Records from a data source

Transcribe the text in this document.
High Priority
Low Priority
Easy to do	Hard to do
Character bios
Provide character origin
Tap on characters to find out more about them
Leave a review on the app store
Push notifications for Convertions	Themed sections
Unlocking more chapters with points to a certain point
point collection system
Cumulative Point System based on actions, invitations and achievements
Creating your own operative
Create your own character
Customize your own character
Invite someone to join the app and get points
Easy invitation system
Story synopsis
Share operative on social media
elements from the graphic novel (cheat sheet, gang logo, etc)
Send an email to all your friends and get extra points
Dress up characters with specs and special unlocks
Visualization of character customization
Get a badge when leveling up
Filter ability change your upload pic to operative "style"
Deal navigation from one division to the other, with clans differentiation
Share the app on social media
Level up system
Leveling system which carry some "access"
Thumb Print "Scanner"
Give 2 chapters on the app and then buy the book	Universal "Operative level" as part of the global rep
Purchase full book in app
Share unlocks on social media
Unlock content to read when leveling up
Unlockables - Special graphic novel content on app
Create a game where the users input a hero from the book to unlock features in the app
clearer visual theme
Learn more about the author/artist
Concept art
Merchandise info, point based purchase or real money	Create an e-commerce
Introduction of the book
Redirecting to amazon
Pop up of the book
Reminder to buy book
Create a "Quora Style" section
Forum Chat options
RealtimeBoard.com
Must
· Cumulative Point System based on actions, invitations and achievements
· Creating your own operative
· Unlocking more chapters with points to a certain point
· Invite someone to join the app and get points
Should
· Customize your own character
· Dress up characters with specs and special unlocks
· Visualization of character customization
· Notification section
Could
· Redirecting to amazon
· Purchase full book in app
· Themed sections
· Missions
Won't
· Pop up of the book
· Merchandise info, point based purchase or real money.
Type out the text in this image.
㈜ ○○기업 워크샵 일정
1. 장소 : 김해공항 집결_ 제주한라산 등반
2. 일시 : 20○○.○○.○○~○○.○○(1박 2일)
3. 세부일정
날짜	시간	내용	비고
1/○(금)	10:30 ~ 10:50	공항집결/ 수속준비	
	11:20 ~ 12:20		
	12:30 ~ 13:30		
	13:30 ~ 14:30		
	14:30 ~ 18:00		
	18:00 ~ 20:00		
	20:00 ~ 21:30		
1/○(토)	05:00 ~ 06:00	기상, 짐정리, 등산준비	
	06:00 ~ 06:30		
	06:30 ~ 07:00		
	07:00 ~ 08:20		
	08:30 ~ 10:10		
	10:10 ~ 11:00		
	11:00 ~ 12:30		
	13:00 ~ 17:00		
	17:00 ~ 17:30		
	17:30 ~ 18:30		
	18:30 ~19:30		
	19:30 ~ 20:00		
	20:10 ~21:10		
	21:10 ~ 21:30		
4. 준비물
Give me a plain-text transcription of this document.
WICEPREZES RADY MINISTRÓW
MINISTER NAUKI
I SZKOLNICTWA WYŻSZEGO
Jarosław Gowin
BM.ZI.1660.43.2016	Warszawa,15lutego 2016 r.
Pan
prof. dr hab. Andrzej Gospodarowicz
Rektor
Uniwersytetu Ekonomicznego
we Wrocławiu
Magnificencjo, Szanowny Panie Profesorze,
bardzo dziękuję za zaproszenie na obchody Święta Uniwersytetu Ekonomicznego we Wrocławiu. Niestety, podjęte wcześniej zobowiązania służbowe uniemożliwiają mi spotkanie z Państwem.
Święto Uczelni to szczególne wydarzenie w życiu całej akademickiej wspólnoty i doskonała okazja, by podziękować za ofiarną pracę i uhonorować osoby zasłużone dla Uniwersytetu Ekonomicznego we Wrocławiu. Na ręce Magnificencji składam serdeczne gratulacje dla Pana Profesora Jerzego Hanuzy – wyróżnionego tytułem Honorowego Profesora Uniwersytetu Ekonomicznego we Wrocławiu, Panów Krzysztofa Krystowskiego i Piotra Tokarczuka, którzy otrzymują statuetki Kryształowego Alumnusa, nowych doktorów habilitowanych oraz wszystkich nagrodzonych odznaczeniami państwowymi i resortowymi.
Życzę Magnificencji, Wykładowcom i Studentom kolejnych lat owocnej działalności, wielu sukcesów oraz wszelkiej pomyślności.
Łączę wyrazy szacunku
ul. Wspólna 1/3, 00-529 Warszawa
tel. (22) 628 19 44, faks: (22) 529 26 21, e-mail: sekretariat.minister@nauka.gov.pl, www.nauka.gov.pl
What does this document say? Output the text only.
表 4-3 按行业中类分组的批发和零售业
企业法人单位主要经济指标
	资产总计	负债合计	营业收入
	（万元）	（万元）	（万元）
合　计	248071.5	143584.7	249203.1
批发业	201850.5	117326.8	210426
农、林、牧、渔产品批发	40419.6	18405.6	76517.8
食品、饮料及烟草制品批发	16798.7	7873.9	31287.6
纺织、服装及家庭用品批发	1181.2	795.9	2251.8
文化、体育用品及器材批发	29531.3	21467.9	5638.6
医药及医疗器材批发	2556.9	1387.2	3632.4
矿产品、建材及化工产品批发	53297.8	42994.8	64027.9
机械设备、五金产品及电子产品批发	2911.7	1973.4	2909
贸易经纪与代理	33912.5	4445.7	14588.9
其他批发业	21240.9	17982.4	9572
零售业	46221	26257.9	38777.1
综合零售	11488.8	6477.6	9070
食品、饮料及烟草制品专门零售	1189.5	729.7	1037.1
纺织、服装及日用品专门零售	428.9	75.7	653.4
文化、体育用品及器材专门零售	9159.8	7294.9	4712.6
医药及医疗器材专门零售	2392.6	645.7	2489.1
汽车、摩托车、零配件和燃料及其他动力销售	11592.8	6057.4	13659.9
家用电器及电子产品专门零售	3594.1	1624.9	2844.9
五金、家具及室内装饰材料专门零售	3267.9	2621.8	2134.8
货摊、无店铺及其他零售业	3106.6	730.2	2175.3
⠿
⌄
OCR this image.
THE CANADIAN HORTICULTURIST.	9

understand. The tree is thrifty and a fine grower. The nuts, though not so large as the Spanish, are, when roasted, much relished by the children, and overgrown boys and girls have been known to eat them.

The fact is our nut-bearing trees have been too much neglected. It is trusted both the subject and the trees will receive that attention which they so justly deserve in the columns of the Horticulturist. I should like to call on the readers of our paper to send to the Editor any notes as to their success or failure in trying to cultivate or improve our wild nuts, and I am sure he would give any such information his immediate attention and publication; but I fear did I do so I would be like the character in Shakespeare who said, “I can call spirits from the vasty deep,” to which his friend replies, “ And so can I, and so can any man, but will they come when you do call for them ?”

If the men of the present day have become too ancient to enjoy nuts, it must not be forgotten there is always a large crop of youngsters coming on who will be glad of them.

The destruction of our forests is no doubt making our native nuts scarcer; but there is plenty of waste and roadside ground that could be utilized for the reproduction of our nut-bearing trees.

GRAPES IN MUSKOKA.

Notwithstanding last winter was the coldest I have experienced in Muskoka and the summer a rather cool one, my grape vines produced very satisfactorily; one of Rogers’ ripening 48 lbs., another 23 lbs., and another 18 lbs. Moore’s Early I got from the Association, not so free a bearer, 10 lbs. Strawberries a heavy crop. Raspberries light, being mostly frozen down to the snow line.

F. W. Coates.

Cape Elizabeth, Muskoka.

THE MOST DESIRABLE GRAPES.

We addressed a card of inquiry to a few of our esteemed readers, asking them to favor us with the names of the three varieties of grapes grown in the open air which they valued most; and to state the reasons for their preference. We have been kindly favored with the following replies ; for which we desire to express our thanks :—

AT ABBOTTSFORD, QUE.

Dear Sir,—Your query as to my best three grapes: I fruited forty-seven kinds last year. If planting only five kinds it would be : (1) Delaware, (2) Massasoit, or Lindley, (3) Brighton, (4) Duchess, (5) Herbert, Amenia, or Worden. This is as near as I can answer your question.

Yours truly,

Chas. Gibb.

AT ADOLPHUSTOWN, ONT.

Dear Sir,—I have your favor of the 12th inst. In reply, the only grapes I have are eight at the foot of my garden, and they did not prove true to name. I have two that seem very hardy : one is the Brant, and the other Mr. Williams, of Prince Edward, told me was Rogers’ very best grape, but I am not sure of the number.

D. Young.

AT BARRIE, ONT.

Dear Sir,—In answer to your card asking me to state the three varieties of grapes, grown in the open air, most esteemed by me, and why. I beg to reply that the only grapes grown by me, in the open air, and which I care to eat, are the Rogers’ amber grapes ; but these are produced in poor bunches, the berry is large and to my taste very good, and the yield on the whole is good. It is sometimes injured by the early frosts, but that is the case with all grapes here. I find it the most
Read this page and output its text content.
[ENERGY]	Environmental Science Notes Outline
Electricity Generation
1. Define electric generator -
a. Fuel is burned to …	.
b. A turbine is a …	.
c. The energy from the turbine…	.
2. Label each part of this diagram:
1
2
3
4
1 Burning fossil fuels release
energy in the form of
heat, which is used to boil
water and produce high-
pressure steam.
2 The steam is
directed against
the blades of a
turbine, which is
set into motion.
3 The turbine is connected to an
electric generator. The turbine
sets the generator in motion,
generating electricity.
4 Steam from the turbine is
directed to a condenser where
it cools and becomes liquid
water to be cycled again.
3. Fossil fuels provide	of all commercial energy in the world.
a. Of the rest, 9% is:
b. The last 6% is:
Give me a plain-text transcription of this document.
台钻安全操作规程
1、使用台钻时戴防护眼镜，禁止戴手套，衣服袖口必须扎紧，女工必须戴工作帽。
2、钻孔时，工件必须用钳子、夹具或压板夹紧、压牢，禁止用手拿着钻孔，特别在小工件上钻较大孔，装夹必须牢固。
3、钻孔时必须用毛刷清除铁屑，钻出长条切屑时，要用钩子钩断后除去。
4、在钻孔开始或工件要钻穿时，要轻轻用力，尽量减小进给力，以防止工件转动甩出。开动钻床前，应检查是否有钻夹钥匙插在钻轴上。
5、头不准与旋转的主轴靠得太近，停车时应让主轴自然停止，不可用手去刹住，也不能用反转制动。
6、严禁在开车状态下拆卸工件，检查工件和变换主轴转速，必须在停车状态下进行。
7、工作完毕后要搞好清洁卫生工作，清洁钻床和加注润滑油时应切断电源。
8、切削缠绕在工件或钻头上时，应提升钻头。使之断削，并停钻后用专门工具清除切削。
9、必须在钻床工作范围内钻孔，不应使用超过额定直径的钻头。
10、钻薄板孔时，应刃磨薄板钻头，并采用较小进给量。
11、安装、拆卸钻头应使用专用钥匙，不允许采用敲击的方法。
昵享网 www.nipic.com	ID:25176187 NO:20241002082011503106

:: WHAT TO DO ::
How many of the listing's lines contain "join"? Respond with a single number and nothing else.

:: RESPONSE TO THIS TASK ::
2